* **GIVEN PROBLEM**: Quote these lines exactly: the one that holds "What does this" and every line after it to the end of the material below. Skip pictures.

>> start INPUT

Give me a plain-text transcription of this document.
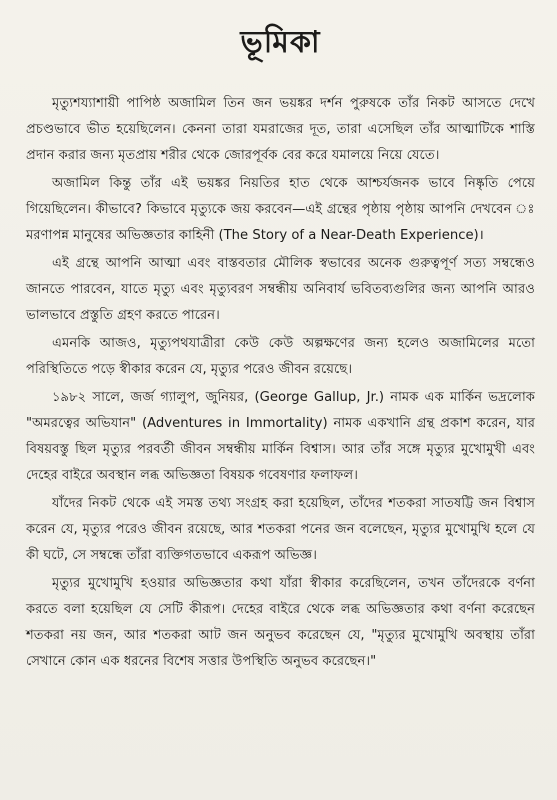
ভূমিকা

মৃত্যুশয্যাশায়ী পাপিষ্ঠ অজামিল তিন জন ভয়ঙ্কর দর্শন পুরুষকে তাঁর নিকট আসতে দেখে প্রচণ্ডভাবে ভীত হয়েছিলেন। কেননা তারা যমরাজের দূত, তারা এসেছিল তাঁর আত্মাটিকে শাস্তি প্রদান করার জন্য মৃতপ্রায় শরীর থেকে জোরপূর্বক বের করে যমালয়ে নিয়ে যেতে।

অজামিল কিন্তু তাঁর এই ভয়ঙ্কর নিয়তির হাত থেকে আশ্চর্যজনক ভাবে নিষ্কৃতি পেয়ে গিয়েছিলেন। কীভাবে? কিভাবে মৃত্যুকে জয় করবেন—এই গ্রন্থের পৃষ্ঠায় পৃষ্ঠায় আপনি দেখবেন ঃ মরণাপন্ন মানুষের অভিজ্ঞতার কাহিনী (The Story of a Near-Death Experience)।

এই গ্রন্থে আপনি আত্মা এবং বাস্তবতার মৌলিক স্বভাবের অনেক গুরুত্বপূর্ণ সত্য সম্বন্ধেও জানতে পারবেন, যাতে মৃত্যু এবং মৃত্যুবরণ সম্বন্ধীয় অনিবার্য ভবিতব্যগুলির জন্য আপনি আরও ভালভাবে প্রস্তুতি গ্রহণ করতে পারেন।

এমনকি আজও, মৃত্যুপথযাত্রীরা কেউ কেউ অল্পক্ষণের জন্য হলেও অজামিলের মতো পরিস্থিতিতে পড়ে স্বীকার করেন যে, মৃত্যুর পরেও জীবন রয়েছে।

১৯৮২ সালে, জর্জ গ্যালুপ, জুনিয়র, (George Gallup, Jr.) নামক এক মার্কিন ভদ্রলোক "অমরত্বের অভিযান" (Adventures in Immortality) নামক একখানি গ্রন্থ প্রকাশ করেন, যার বিষয়বস্তু ছিল মৃত্যুর পরবর্তী জীবন সম্বন্ধীয় মার্কিন বিশ্বাস। আর তাঁর সঙ্গে মৃত্যুর মুখোমুখী এবং দেহের বাইরে অবস্থান লব্ধ অভিজ্ঞতা বিষয়ক গবেষণার ফলাফল।

যাঁদের নিকট থেকে এই সমস্ত তথ্য সংগ্রহ করা হয়েছিল, তাঁদের শতকরা সাতষট্টি জন বিশ্বাস করেন যে, মৃত্যুর পরেও জীবন রয়েছে, আর শতকরা পনের জন বলেছেন, মৃত্যুর মুখোমুখি হলে যে কী ঘটে, সে সম্বন্ধে তাঁরা ব্যক্তিগতভাবে একরূপ অভিজ্ঞ।

মৃত্যুর মুখোমুখি হওয়ার অভিজ্ঞতার কথা যাঁরা স্বীকার করেছিলেন, তখন তাঁদেরকে বর্ণনা করতে বলা হয়েছিল যে সেটি কীরূপ। দেহের বাইরে থেকে লব্ধ অভিজ্ঞতার কথা বর্ণনা করেছেন শতকরা নয় জন, আর শতকরা আট জন অনুভব করেছেন যে, "মৃত্যুর মুখোমুখি অবস্থায় তাঁরা সেখানে কোন এক ধরনের বিশেষ সত্তার উপস্থিতি অনুভব করেছেন।"
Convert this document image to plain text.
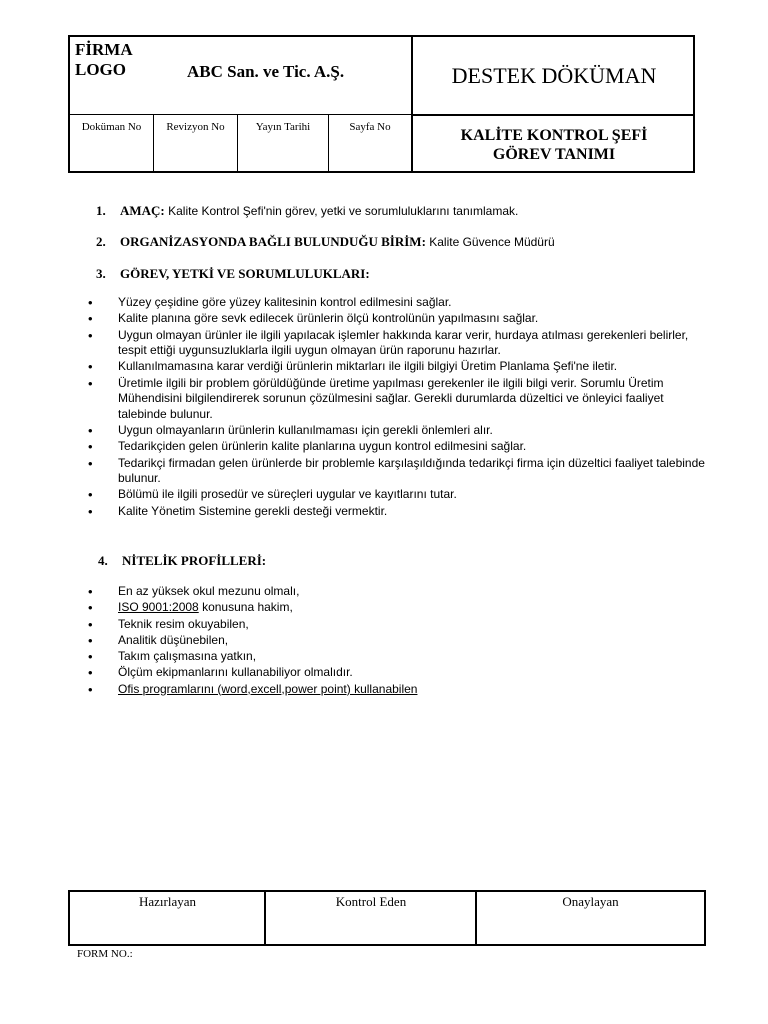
FİRMA
LOGO	ABC San. ve Tic. A.Ş.	DESTEK DÖKÜMAN
Doküman No	Revizyon No	Yayın Tarihi	Sayfa No	KALİTE KONTROL ŞEFİ
GÖREV TANIMI
1. AMAÇ: Kalite Kontrol Şefi'nin görev, yetki ve sorumluluklarını tanımlamak.
2. ORGANİZASYONDA BAĞLI BULUNDUĞU BİRİM: Kalite Güvence Müdürü
3. GÖREV, YETKİ VE SORUMLULUKLARI:
• Yüzey çeşidine göre yüzey kalitesinin kontrol edilmesini sağlar.
• Kalite planına göre sevk edilecek ürünlerin ölçü kontrolünün yapılmasını sağlar.
• Uygun olmayan ürünler ile ilgili yapılacak işlemler hakkında karar verir, hurdaya atılması gerekenleri belirler, tespit ettiği uygunsuzluklarla ilgili uygun olmayan ürün raporunu hazırlar.
• Kullanılmamasına karar verdiği ürünlerin miktarları ile ilgili bilgiyi Üretim Planlama Şefi'ne iletir.
• Üretimle ilgili bir problem görüldüğünde üretime yapılması gerekenler ile ilgili bilgi verir. Sorumlu Üretim Mühendisini bilgilendirerek sorunun çözülmesini sağlar. Gerekli durumlarda düzeltici ve önleyici faaliyet talebinde bulunur.
• Uygun olmayanların ürünlerin kullanılmaması için gerekli önlemleri alır.
• Tedarikçiden gelen ürünlerin kalite planlarına uygun kontrol edilmesini sağlar.
• Tedarikçi firmadan gelen ürünlerde bir problemle karşılaşıldığında tedarikçi firma için düzeltici faaliyet talebinde bulunur.
• Bölümü ile ilgili prosedür ve süreçleri uygular ve kayıtlarını tutar.
• Kalite Yönetim Sistemine gerekli desteği vermektir.
4. NİTELİK PROFİLLERİ:
• En az yüksek okul mezunu olmalı,
• ISO 9001:2008 konusuna hakim,
• Teknik resim okuyabilen,
• Analitik düşünebilen,
• Takım çalışmasına yatkın,
• Ölçüm ekipmanlarını kullanabiliyor olmalıdır.
• Ofis programlarını (word,excell,power point) kullanabilen
Hazırlayan	Kontrol Eden	Onaylayan
FORM NO.:
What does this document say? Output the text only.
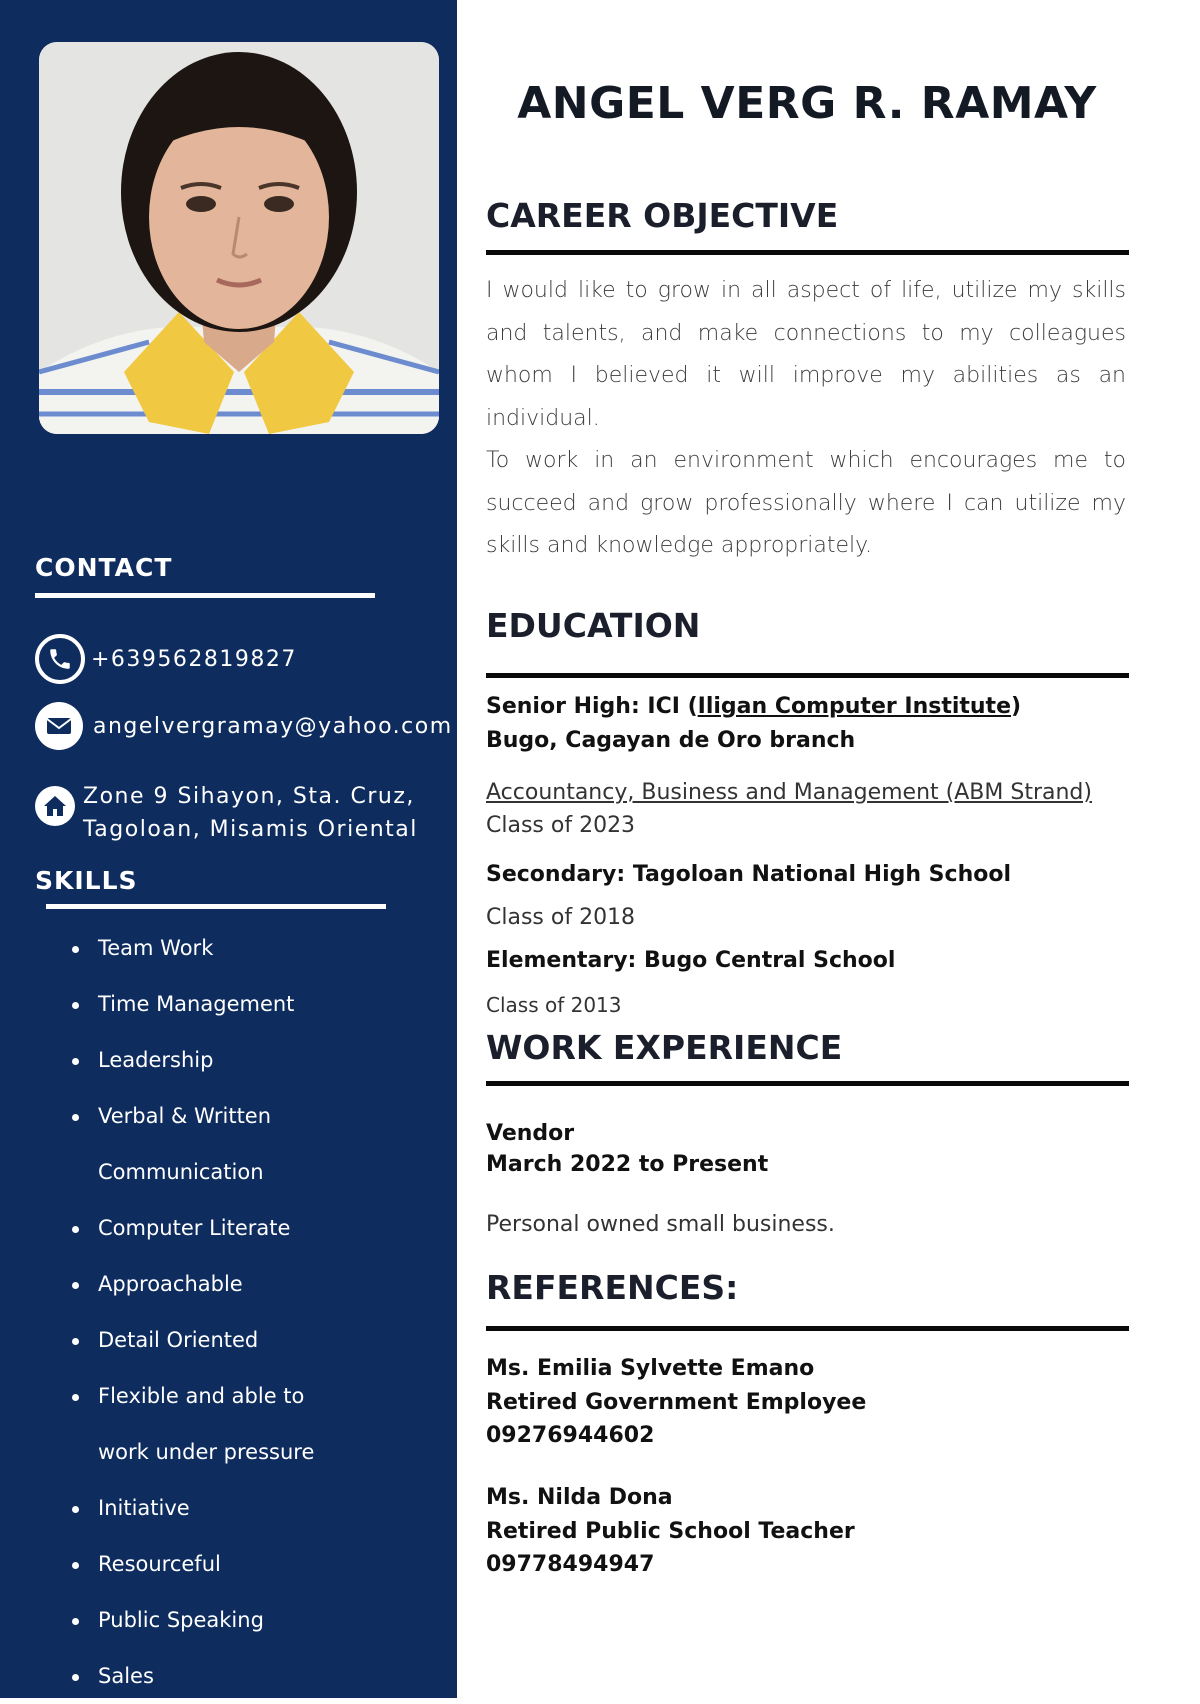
CONTACT
+639562819827
angelvergramay@yahoo.com
Zone 9 Sihayon, Sta. Cruz,
Tagoloan, Misamis Oriental
SKILLS
Team Work
Time Management
Leadership
Verbal & Written
Communication
Computer Literate
Approachable
Detail Oriented
Flexible and able to
work under pressure
Initiative
Resourceful
Public Speaking
Sales
ANGEL VERG R. RAMAY
CAREER OBJECTIVE
I would like to grow in all aspect of life, utilize my skills and talents, and make connections to my colleagues whom I believed it will improve my abilities as an individual.
To work in an environment which encourages me to succeed and grow professionally where I can utilize my skills and knowledge appropriately.
EDUCATION
Senior High: ICI (Iligan Computer Institute)
Bugo, Cagayan de Oro branch
Accountancy, Business and Management (ABM Strand)
Class of 2023
Secondary: Tagoloan National High School
Class of 2018
Elementary: Bugo Central School
Class of 2013
WORK EXPERIENCE
Vendor
March 2022 to Present
Personal owned small business.
REFERENCES:
Ms. Emilia Sylvette Emano
Retired Government Employee
09276944602
Ms. Nilda Dona
Retired Public School Teacher
09778494947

>> end INPUT

* **OUTPUT OF THE EXERCISE**:
What does this document say? Output the text only.
CONTACT
+639562819827
angelvergramay@yahoo.com
Zone 9 Sihayon, Sta. Cruz,
Tagoloan, Misamis Oriental
SKILLS
Team Work
Time Management
Leadership
Verbal & Written
Communication
Computer Literate
Approachable
Detail Oriented
Flexible and able to
work under pressure
Initiative
Resourceful
Public Speaking
Sales
ANGEL VERG R. RAMAY
CAREER OBJECTIVE
I would like to grow in all aspect of life, utilize my skills and talents, and make connections to my colleagues whom I believed it will improve my abilities as an individual.
To work in an environment which encourages me to succeed and grow professionally where I can utilize my skills and knowledge appropriately.
EDUCATION
Senior High: ICI (Iligan Computer Institute)
Bugo, Cagayan de Oro branch
Accountancy, Business and Management (ABM Strand)
Class of 2023
Secondary: Tagoloan National High School
Class of 2018
Elementary: Bugo Central School
Class of 2013
WORK EXPERIENCE
Vendor
March 2022 to Present
Personal owned small business.
REFERENCES:
Ms. Emilia Sylvette Emano
Retired Government Employee
09276944602
Ms. Nilda Dona
Retired Public School Teacher
09778494947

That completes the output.